**TASK REQUIREMENTS:**
Output each line exactly as it appears, skipping any embedded picture.

**MATERIALS PROVIDED:**
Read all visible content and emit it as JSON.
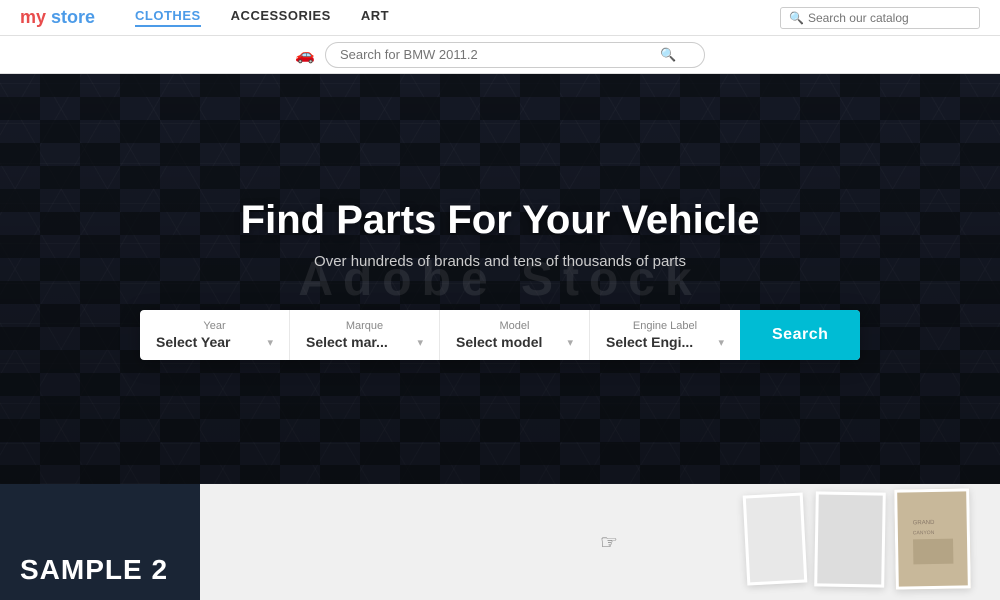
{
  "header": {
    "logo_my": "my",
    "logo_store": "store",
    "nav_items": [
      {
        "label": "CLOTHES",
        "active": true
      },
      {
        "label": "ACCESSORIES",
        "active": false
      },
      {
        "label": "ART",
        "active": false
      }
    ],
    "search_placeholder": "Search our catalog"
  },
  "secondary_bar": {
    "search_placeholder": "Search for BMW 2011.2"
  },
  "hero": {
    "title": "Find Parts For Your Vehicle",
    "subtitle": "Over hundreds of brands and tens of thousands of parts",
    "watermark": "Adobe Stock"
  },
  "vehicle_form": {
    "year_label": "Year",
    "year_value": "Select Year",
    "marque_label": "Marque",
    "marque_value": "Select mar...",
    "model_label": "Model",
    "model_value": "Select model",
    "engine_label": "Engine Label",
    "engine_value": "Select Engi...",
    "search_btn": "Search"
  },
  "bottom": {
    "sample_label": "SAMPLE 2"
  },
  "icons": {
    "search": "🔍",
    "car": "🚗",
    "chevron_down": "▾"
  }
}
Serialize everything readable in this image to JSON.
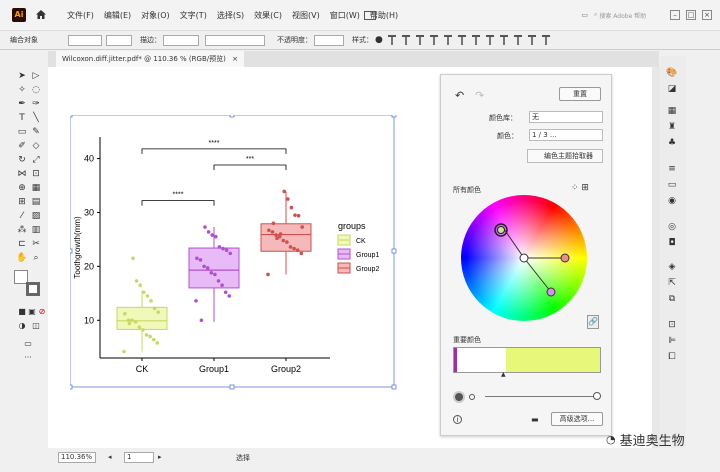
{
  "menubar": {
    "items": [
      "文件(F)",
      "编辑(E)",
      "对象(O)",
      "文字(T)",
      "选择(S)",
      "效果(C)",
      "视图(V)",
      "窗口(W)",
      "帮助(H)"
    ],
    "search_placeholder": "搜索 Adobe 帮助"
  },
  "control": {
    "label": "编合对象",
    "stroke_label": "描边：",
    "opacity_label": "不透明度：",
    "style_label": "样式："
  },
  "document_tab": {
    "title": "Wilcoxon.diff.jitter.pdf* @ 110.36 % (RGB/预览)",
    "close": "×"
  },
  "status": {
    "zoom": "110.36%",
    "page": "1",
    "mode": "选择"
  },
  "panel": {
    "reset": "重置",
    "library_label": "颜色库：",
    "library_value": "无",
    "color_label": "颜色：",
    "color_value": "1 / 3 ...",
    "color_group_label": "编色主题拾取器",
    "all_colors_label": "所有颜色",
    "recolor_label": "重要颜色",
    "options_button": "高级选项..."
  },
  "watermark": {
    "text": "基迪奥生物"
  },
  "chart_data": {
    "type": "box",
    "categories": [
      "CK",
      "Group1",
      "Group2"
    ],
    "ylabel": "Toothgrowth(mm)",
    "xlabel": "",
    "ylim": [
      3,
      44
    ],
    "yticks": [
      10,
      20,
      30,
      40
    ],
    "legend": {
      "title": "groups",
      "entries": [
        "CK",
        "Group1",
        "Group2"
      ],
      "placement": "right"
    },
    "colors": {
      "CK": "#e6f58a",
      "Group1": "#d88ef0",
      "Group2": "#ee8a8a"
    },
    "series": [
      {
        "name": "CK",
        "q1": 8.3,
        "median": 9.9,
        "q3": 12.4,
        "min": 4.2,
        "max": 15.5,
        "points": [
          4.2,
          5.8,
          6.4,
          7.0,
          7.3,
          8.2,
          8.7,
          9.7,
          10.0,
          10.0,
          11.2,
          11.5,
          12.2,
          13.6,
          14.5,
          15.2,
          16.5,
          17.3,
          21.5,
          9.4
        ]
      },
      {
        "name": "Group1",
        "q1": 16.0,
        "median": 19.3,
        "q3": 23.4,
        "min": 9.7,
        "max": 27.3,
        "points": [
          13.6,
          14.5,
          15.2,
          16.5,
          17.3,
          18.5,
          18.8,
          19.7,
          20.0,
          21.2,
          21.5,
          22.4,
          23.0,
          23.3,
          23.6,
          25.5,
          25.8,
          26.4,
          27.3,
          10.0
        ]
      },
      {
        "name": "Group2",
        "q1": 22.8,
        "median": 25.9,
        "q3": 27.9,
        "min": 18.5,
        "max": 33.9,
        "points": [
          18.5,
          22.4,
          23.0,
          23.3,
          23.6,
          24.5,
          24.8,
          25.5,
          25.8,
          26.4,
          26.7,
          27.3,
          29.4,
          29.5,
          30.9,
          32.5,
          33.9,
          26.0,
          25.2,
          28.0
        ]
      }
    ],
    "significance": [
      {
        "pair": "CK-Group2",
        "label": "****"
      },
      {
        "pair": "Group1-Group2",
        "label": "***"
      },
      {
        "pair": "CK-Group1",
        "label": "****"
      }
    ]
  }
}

**PROBLEM SOLUTION:**
Read all visible content and emit it as JSON.
{
  "header": {
    "logo_my": "my",
    "logo_store": "store",
    "nav_items": [
      {
        "label": "CLOTHES",
        "active": true
      },
      {
        "label": "ACCESSORIES",
        "active": false
      },
      {
        "label": "ART",
        "active": false
      }
    ],
    "search_placeholder": "Search our catalog"
  },
  "secondary_bar": {
    "search_placeholder": "Search for BMW 2011.2"
  },
  "hero": {
    "title": "Find Parts For Your Vehicle",
    "subtitle": "Over hundreds of brands and tens of thousands of parts",
    "watermark": "Adobe Stock"
  },
  "vehicle_form": {
    "year_label": "Year",
    "year_value": "Select Year",
    "marque_label": "Marque",
    "marque_value": "Select mar...",
    "model_label": "Model",
    "model_value": "Select model",
    "engine_label": "Engine Label",
    "engine_value": "Select Engi...",
    "search_btn": "Search"
  },
  "bottom": {
    "sample_label": "SAMPLE 2"
  },
  "icons": {
    "search": "🔍",
    "car": "🚗",
    "chevron_down": "▾"
  }
}
Serialize everything readable in this image to JSON.
{
  "menubar": {
    "items": [
      "文件(F)",
      "编辑(E)",
      "对象(O)",
      "文字(T)",
      "选择(S)",
      "效果(C)",
      "视图(V)",
      "窗口(W)",
      "帮助(H)"
    ],
    "search_placeholder": "搜索 Adobe 帮助"
  },
  "control": {
    "label": "编合对象",
    "stroke_label": "描边：",
    "opacity_label": "不透明度：",
    "style_label": "样式："
  },
  "document_tab": {
    "title": "Wilcoxon.diff.jitter.pdf* @ 110.36 % (RGB/预览)",
    "close": "×"
  },
  "status": {
    "zoom": "110.36%",
    "page": "1",
    "mode": "选择"
  },
  "panel": {
    "reset": "重置",
    "library_label": "颜色库：",
    "library_value": "无",
    "color_label": "颜色：",
    "color_value": "1 / 3 ...",
    "color_group_label": "编色主题拾取器",
    "all_colors_label": "所有颜色",
    "recolor_label": "重要颜色",
    "options_button": "高级选项..."
  },
  "watermark": {
    "text": "基迪奥生物"
  },
  "chart_data": {
    "type": "box",
    "categories": [
      "CK",
      "Group1",
      "Group2"
    ],
    "ylabel": "Toothgrowth(mm)",
    "xlabel": "",
    "ylim": [
      3,
      44
    ],
    "yticks": [
      10,
      20,
      30,
      40
    ],
    "legend": {
      "title": "groups",
      "entries": [
        "CK",
        "Group1",
        "Group2"
      ],
      "placement": "right"
    },
    "colors": {
      "CK": "#e6f58a",
      "Group1": "#d88ef0",
      "Group2": "#ee8a8a"
    },
    "series": [
      {
        "name": "CK",
        "q1": 8.3,
        "median": 9.9,
        "q3": 12.4,
        "min": 4.2,
        "max": 15.5,
        "points": [
          4.2,
          5.8,
          6.4,
          7.0,
          7.3,
          8.2,
          8.7,
          9.7,
          10.0,
          10.0,
          11.2,
          11.5,
          12.2,
          13.6,
          14.5,
          15.2,
          16.5,
          17.3,
          21.5,
          9.4
        ]
      },
      {
        "name": "Group1",
        "q1": 16.0,
        "median": 19.3,
        "q3": 23.4,
        "min": 9.7,
        "max": 27.3,
        "points": [
          13.6,
          14.5,
          15.2,
          16.5,
          17.3,
          18.5,
          18.8,
          19.7,
          20.0,
          21.2,
          21.5,
          22.4,
          23.0,
          23.3,
          23.6,
          25.5,
          25.8,
          26.4,
          27.3,
          10.0
        ]
      },
      {
        "name": "Group2",
        "q1": 22.8,
        "median": 25.9,
        "q3": 27.9,
        "min": 18.5,
        "max": 33.9,
        "points": [
          18.5,
          22.4,
          23.0,
          23.3,
          23.6,
          24.5,
          24.8,
          25.5,
          25.8,
          26.4,
          26.7,
          27.3,
          29.4,
          29.5,
          30.9,
          32.5,
          33.9,
          26.0,
          25.2,
          28.0
        ]
      }
    ],
    "significance": [
      {
        "pair": "CK-Group2",
        "label": "****"
      },
      {
        "pair": "Group1-Group2",
        "label": "***"
      },
      {
        "pair": "CK-Group1",
        "label": "****"
      }
    ]
  }
}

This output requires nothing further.